[Stored entries]

* begin *

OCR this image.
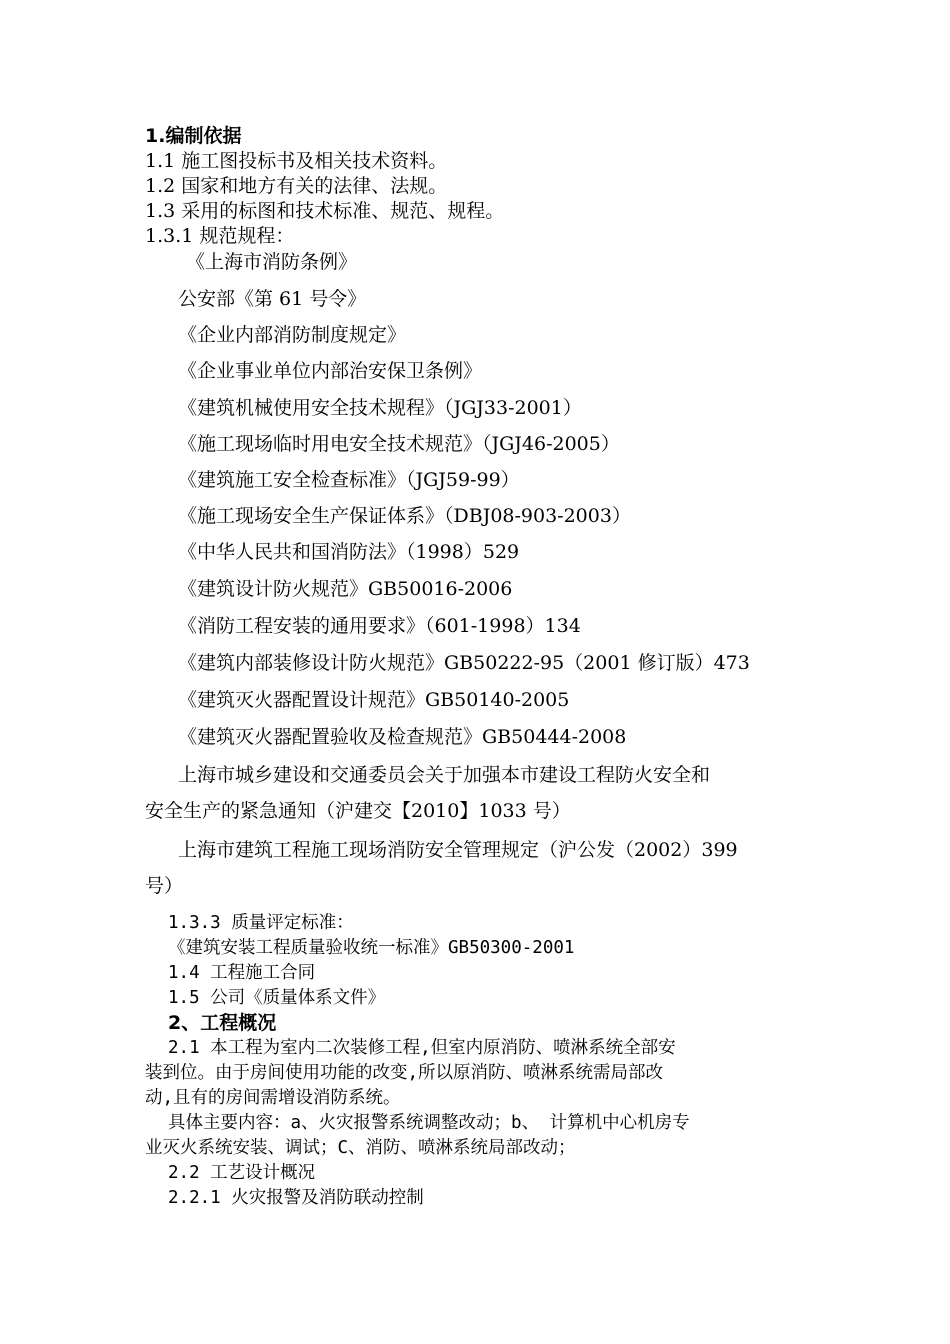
1.编制依据
1.1 施工图投标书及相关技术资料。
1.2 国家和地方有关的法律、法规。
1.3 采用的标图和技术标准、规范、规程。
1.3.1 规范规程：
《上海市消防条例》
公安部《第 61 号令》
《企业内部消防制度规定》
《企业事业单位内部治安保卫条例》
《建筑机械使用安全技术规程》（JGJ33-2001）
《施工现场临时用电安全技术规范》（JGJ46-2005）
《建筑施工安全检查标准》（JGJ59-99）
《施工现场安全生产保证体系》（DBJ08-903-2003）
《中华人民共和国消防法》（1998）529
《建筑设计防火规范》GB50016-2006
《消防工程安装的通用要求》（601-1998）134
《建筑内部装修设计防火规范》GB50222-95（2001 修订版）473
《建筑灭火器配置设计规范》GB50140-2005
《建筑灭火器配置验收及检查规范》GB50444-2008
上海市城乡建设和交通委员会关于加强本市建设工程防火安全和
安全生产的紧急通知（沪建交【2010】1033 号）
上海市建筑工程施工现场消防安全管理规定（沪公发（2002）399
号）
1.3.3 质量评定标准：
《建筑安装工程质量验收统一标准》GB50300-2001
1.4 工程施工合同
1.5 公司《质量体系文件》
2、工程概况
2.1 本工程为室内二次装修工程,但室内原消防、喷淋系统全部安
装到位。由于房间使用功能的改变,所以原消防、喷淋系统需局部改
动,且有的房间需增设消防系统。
具体主要内容：a、火灾报警系统调整改动；b、 计算机中心机房专
业灭火系统安装、调试；C、消防、喷淋系统局部改动；
2.2 工艺设计概况
2.2.1 火灾报警及消防联动控制
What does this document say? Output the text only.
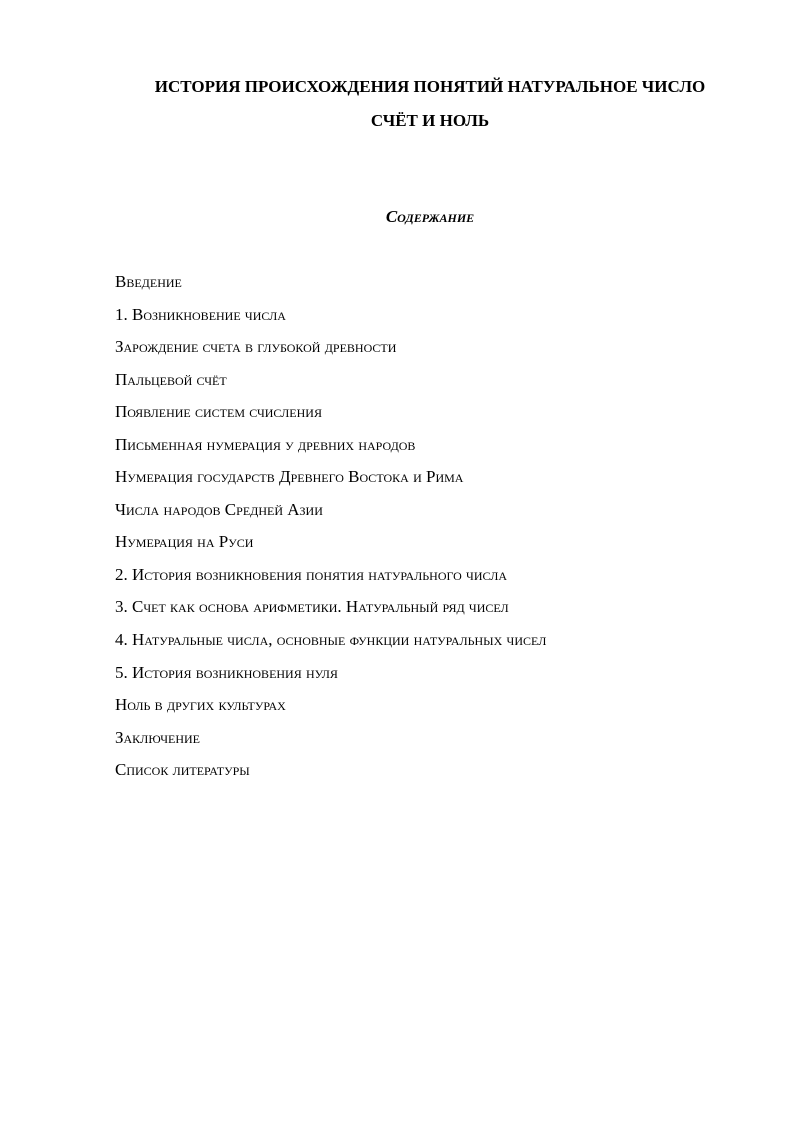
ИСТОРИЯ ПРОИСХОЖДЕНИЯ ПОНЯТИЙ НАТУРАЛЬНОЕ ЧИСЛО
СЧЁТ И НОЛЬ
Содержание
Введение
1. Возникновение числа
Зарождение счета в глубокой древности
Пальцевой счёт
Появление систем счисления
Письменная нумерация у древних народов
Нумерация государств Древнего Востока и Рима
Числа народов Средней Азии
Нумерация на Руси
2. История возникновения понятия натурального числа
3. Счет как основа арифметики. Натуральный ряд чисел
4. Натуральные числа, основные функции натуральных чисел
5. История возникновения нуля
Ноль в других культурах
Заключение
Список литературы
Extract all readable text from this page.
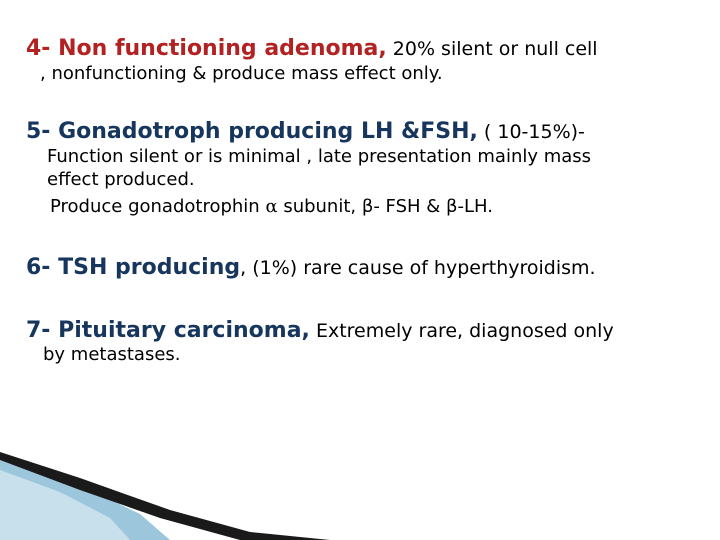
4- Non functioning adenoma, 20% silent or null cell
, nonfunctioning & produce mass effect only.
5- Gonadotroph producing LH &FSH, ( 10-15%)-
Function silent or is minimal , late presentation mainly mass
effect produced.
Produce gonadotrophin α subunit, β- FSH & β-LH.
6- TSH producing, (1%) rare cause of hyperthyroidism.
7- Pituitary carcinoma, Extremely rare, diagnosed only
by metastases.
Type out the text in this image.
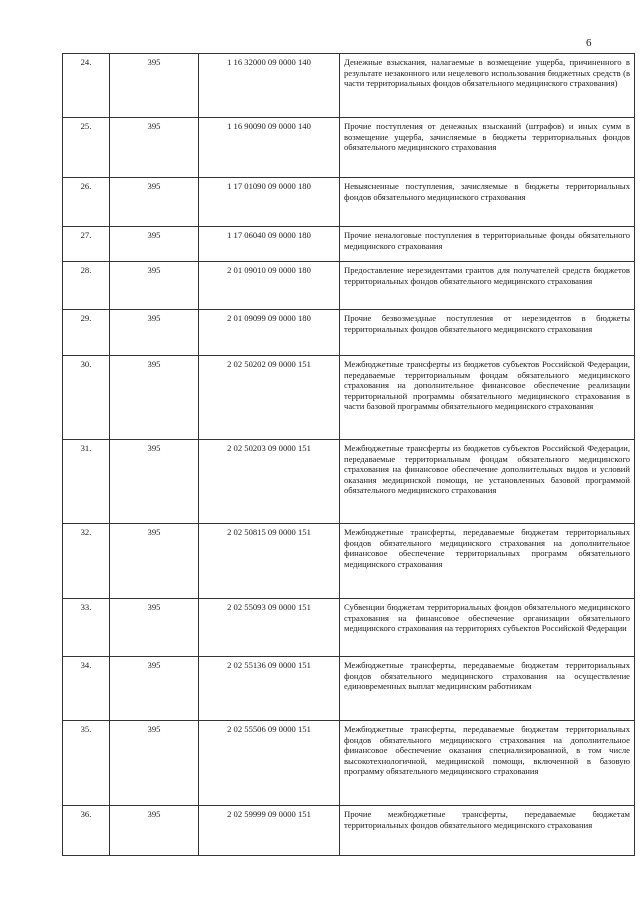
6
24.	395	1 16 32000 09 0000 140	Денежные взыскания, налагаемые в возмещение ущерба, причиненного в результате незаконного или нецелевого использования бюджетных средств (в части территориальных фондов обязательного медицинского страхования)
25.	395	1 16 90090 09 0000 140	Прочие поступления от денежных взысканий (штрафов) и иных сумм в возмещение ущерба, зачисляемые в бюджеты территориальных фондов обязательного медицинского страхования
26.	395	1 17 01090 09 0000 180	Невыясненные поступления, зачисляемые в бюджеты территориальных фондов обязательного медицинского страхования
27.	395	1 17 06040 09 0000 180	Прочие неналоговые поступления в территориальные фонды обязательного медицинского страхования
28.	395	2 01 09010 09 0000 180	Предоставление нерезидентами грантов для получателей средств бюджетов территориальных фондов обязательного медицинского страхования
29.	395	2 01 09099 09 0000 180	Прочие безвозмездные поступления от нерезидентов в бюджеты территориальных фондов обязательного медицинского страхования
30.	395	2 02 50202 09 0000 151	Межбюджетные трансферты из бюджетов субъектов Российской Федерации, передаваемые территориальным фондам обязательного медицинского страхования на дополнительное финансовое обеспечение реализации территориальной программы обязательного медицинского страхования в части базовой программы обязательного медицинского страхования
31.	395	2 02 50203 09 0000 151	Межбюджетные трансферты из бюджетов субъектов Российской Федерации, передаваемые территориальным фондам обязательного медицинского страхования на финансовое обеспечение дополнительных видов и условий оказания медицинской помощи, не установленных базовой программой обязательного медицинского страхования
32.	395	2 02 50815 09 0000 151	Межбюджетные трансферты, передаваемые бюджетам территориальных фондов обязательного медицинского страхования на дополнительное финансовое обеспечение территориальных программ обязательного медицинского страхования
33.	395	2 02 55093 09 0000 151	Субвенции бюджетам территориальных фондов обязательного медицинского страхования на финансовое обеспечение организации обязательного медицинского страхования на территориях субъектов Российской Федерации
34.	395	2 02 55136 09 0000 151	Межбюджетные трансферты, передаваемые бюджетам территориальных фондов обязательного медицинского страхования на осуществление единовременных выплат медицинским работникам
35.	395	2 02 55506 09 0000 151	Межбюджетные трансферты, передаваемые бюджетам территориальных фондов обязательного медицинского страхования на дополнительное финансовое обеспечение оказания специализированной, в том числе высокотехнологичной, медицинской помощи, включенной в базовую программу обязательного медицинского страхования
36.	395	2 02 59999 09 0000 151	Прочие межбюджетные трансферты, передаваемые бюджетам территориальных фондов обязательного медицинского страхования
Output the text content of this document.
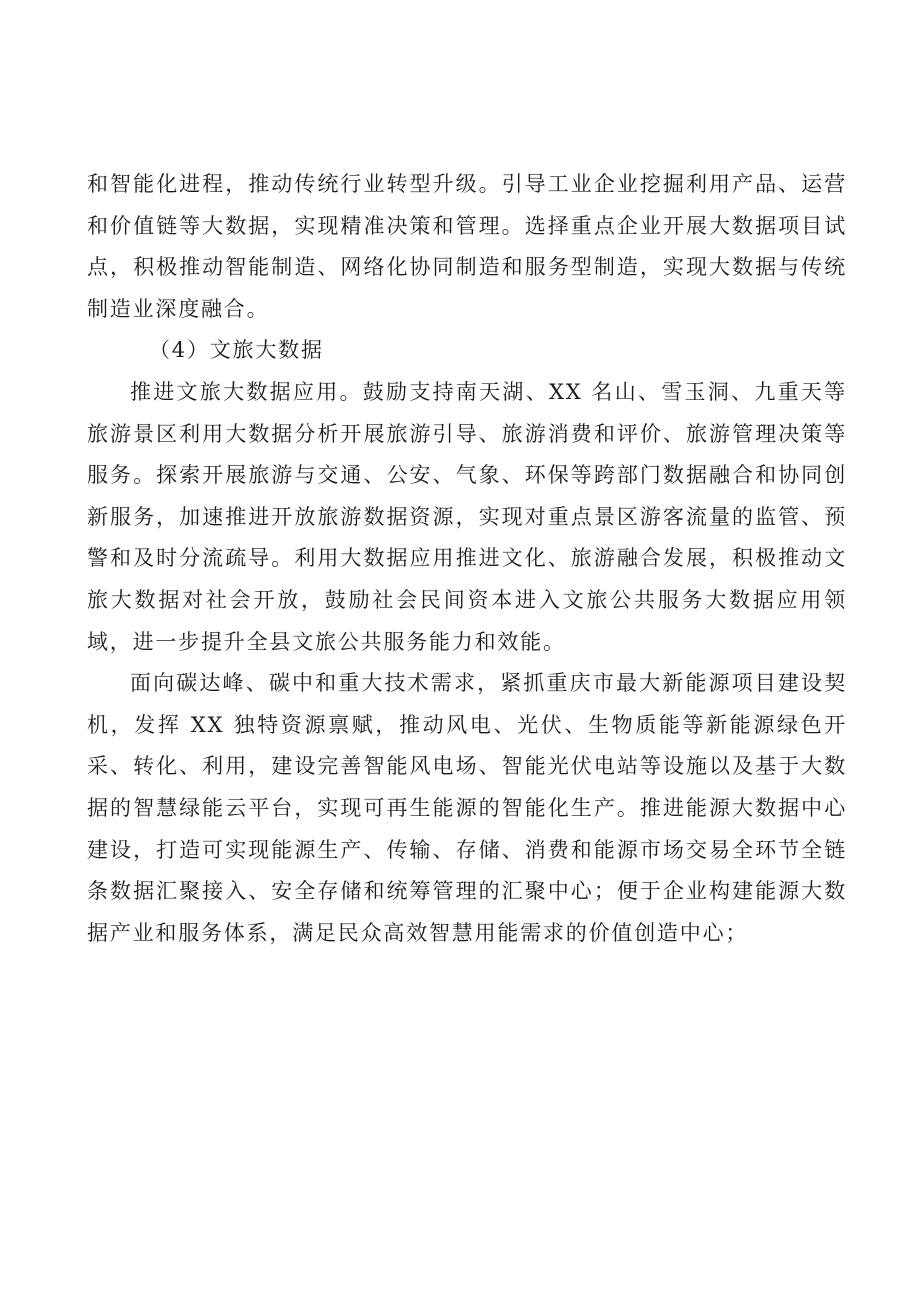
和智能化进程，推动传统行业转型升级。引导工业企业挖掘利用产品、运营和价值链等大数据，实现精准决策和管理。选择重点企业开展大数据项目试点，积极推动智能制造、网络化协同制造和服务型制造，实现大数据与传统制造业深度融合。

（4）文旅大数据

推进文旅大数据应用。鼓励支持南天湖、XX 名山、雪玉洞、九重天等旅游景区利用大数据分析开展旅游引导、旅游消费和评价、旅游管理决策等服务。探索开展旅游与交通、公安、气象、环保等跨部门数据融合和协同创新服务，加速推进开放旅游数据资源，实现对重点景区游客流量的监管、预警和及时分流疏导。利用大数据应用推进文化、旅游融合发展，积极推动文旅大数据对社会开放，鼓励社会民间资本进入文旅公共服务大数据应用领域，进一步提升全县文旅公共服务能力和效能。

面向碳达峰、碳中和重大技术需求，紧抓重庆市最大新能源项目建设契机，发挥 XX 独特资源禀赋，推动风电、光伏、生物质能等新能源绿色开采、转化、利用，建设完善智能风电场、智能光伏电站等设施以及基于大数据的智慧绿能云平台，实现可再生能源的智能化生产。推进能源大数据中心建设，打造可实现能源生产、传输、存储、消费和能源市场交易全环节全链条数据汇聚接入、安全存储和统筹管理的汇聚中心；便于企业构建能源大数据产业和服务体系，满足民众高效智慧用能需求的价值创造中心；
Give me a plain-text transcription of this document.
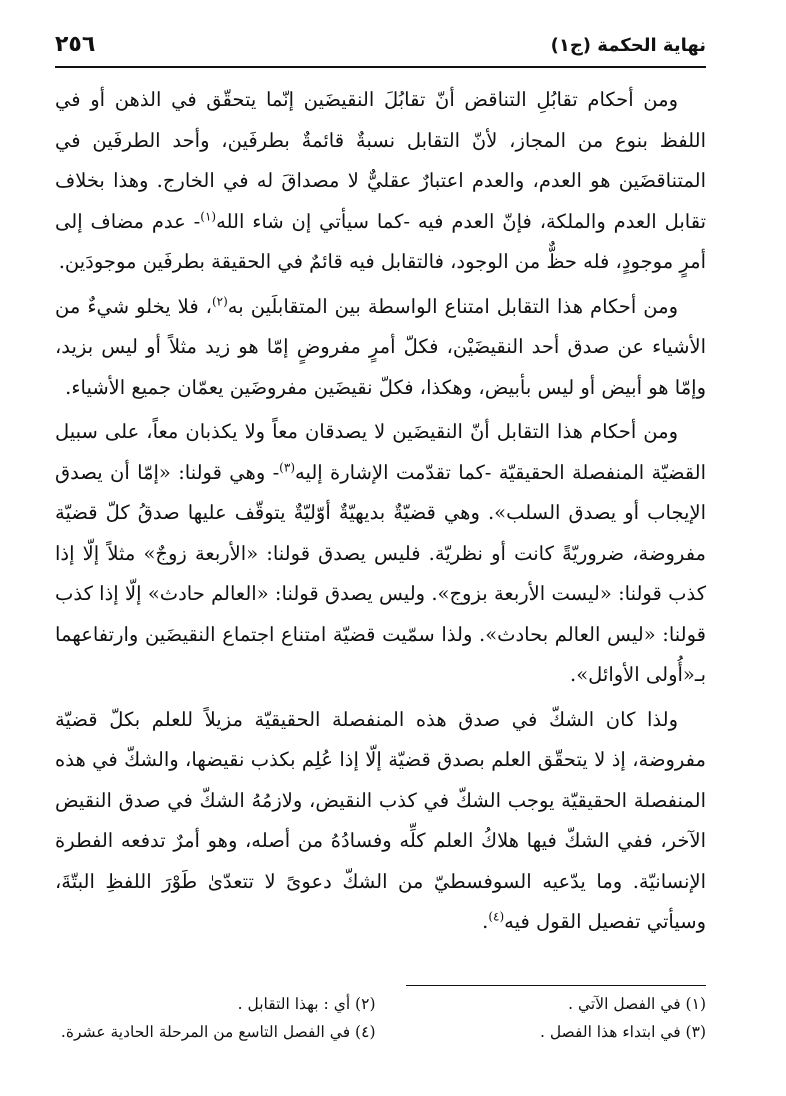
نهاية الحكمة (ج١)
٢٥٦

ومن أحكام تقابُلِ التناقض أنّ تقابُلَ النقيضَين إنّما يتحقّق في الذهن أو في اللفظ بنوع من المجاز، لأنّ التقابل نسبةٌ قائمةٌ بطرفَين، وأحد الطرفَين في المتناقضَين هو العدم، والعدم اعتبارٌ عقليٌّ لا مصداقَ له في الخارج. وهذا بخلاف تقابل العدم والملكة، فإنّ العدم فيه -كما سيأتي إن شاء الله$^{(١)}$- عدم مضاف إلى أمرٍ موجودٍ، فله حظٌّ من الوجود، فالتقابل فيه قائمٌ في الحقيقة بطرفَين موجودَين.

ومن أحكام هذا التقابل امتناع الواسطة بين المتقابلَين به$^{(٢)}$، فلا يخلو شيءٌ من الأشياء عن صدق أحد النقيضَيْن، فكلّ أمرٍ مفروضٍ إمّا هو زيد مثلاً أو ليس بزيد، وإمّا هو أبيض أو ليس بأبيض، وهكذا، فكلّ نقيضَين مفروضَين يعمّان جميع الأشياء.

ومن أحكام هذا التقابل أنّ النقيضَين لا يصدقان معاً ولا يكذبان معاً، على سبيل القضيّة المنفصلة الحقيقيّة -كما تقدّمت الإشارة إليه$^{(٣)}$- وهي قولنا: «إمّا أن يصدق الإيجاب أو يصدق السلب». وهي قضيّةٌ بديهيّةٌ أوّليّةٌ يتوقّف عليها صدقُ كلّ قضيّة مفروضة، ضروريّةً كانت أو نظريّة. فليس يصدق قولنا: «الأربعة زوجٌ» مثلاً إلّا إذا كذب قولنا: «ليست الأربعة بزوج». وليس يصدق قولنا: «العالم حادث» إلّا إذا كذب قولنا: «ليس العالم بحادث». ولذا سمّيت قضيّة امتناع اجتماع النقيضَين وارتفاعهما بـ«أُولى الأوائل».

ولذا كان الشكّ في صدق هذه المنفصلة الحقيقيّة مزيلاً للعلم بكلّ قضيّة مفروضة، إذ لا يتحقّق العلم بصدق قضيّة إلّا إذا عُلِم بكذب نقيضها، والشكّ في هذه المنفصلة الحقيقيّة يوجب الشكّ في كذب النقيض، ولازمُهُ الشكّ في صدق النقيض الآخر، ففي الشكّ فيها هلاكُ العلم كلِّه وفسادُهُ من أصله، وهو أمرٌ تدفعه الفطرة الإنسانيّة. وما يدّعيه السوفسطيّ من الشكّ دعوىً لا تتعدّىٰ طَوْرَ اللفظِ البتّةَ، وسيأتي تفصيل القول فيه$^{(٤)}$.

(١) في الفصل الآتي .
(٢) أي : بهذا التقابل .
(٣) في ابتداء هذا الفصل .
(٤) في الفصل التاسع من المرحلة الحادية عشرة.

* end *

> [EXERCISE PROMPT]
Scan the listing above. Collect all lines with the word "части".

> [OUTPUT FOR THIS TASK]
24.	395	1 16 32000 09 0000 140	Денежные взыскания, налагаемые в возмещение ущерба, причиненного в результате незаконного или нецелевого использования бюджетных средств (в части территориальных фондов обязательного медицинского страхования)
30.	395	2 02 50202 09 0000 151	Межбюджетные трансферты из бюджетов субъектов Российской Федерации, передаваемые территориальным фондам обязательного медицинского страхования на дополнительное финансовое обеспечение реализации территориальной программы обязательного медицинского страхования в части базовой программы обязательного медицинского страхования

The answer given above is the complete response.